— Start Source document —

Mother Earth were an English acid jazz outfit based in London.  The band members were Matt Deighton on guitar and vocals, Bryn Barklam on Hammond organ, Chris White on drums and Neil Corcoran on bass. Shauna Green was the lead singer on the first album. Prior to their debut live performance, where they played alongside another debutant band Jamiroquai, they started out as a studio project in 1991 with Paul Weller (on "Almost Grown"), James Taylor of the James Taylor Quartet and Simon Bartholomew  from the Brand New Heavies as contributors.

They released three studio albums and one live album. After they disbanded in 1996, two retrospective albums were released in 2001 and 2004.

Subsequent activities 
Deighton subsequently played guitar for Paul Weller's band, and played rhythm guitar in Oasis when Noel Gallagher left mid-tour in 2000.

Since 1996, Matt Deighton has released several critically acclaimed solo-albums.

— End Source document —
— Start Material provided —

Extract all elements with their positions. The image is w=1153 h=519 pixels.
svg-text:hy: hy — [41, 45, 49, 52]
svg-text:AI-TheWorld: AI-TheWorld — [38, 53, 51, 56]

— End Material provided —

**Brief 1**
In the article on the band Mother Earth, who sang lead on the group's first album?
**Brief 2**
Go on with the article on the band Mother Earth, starting after its final sentence.

**Written answer 1**
Shauna Green

**Written answer 2**
Bryn Barklam went on to record with The Chords and play organ for the Buzzcocks at the Sex Pistols reunion gig at Finsbury Park. His current band is an instrumental trio consisting of organ, drums and guitar, and is named Captain Hammond.

Discography

Albums 
Stoned Woman (4 April 1992) Acid Jazz JAZID 48
The People Tree (1 September 1993) Acid Jazz JAZID 83
You Have Been Watching (13 October 1995) Acid Jazz
The Desired Effect (live, 1995)
Time of the Future (compilation, 2001)
The Further Adventures of Mother Earth (compilation and previously unreleased, 26 July 2004) Acid Jazz JAZID 60

Singles and EPs 
"Hope You're Feeling Better" JAZID 55 (Santana cover)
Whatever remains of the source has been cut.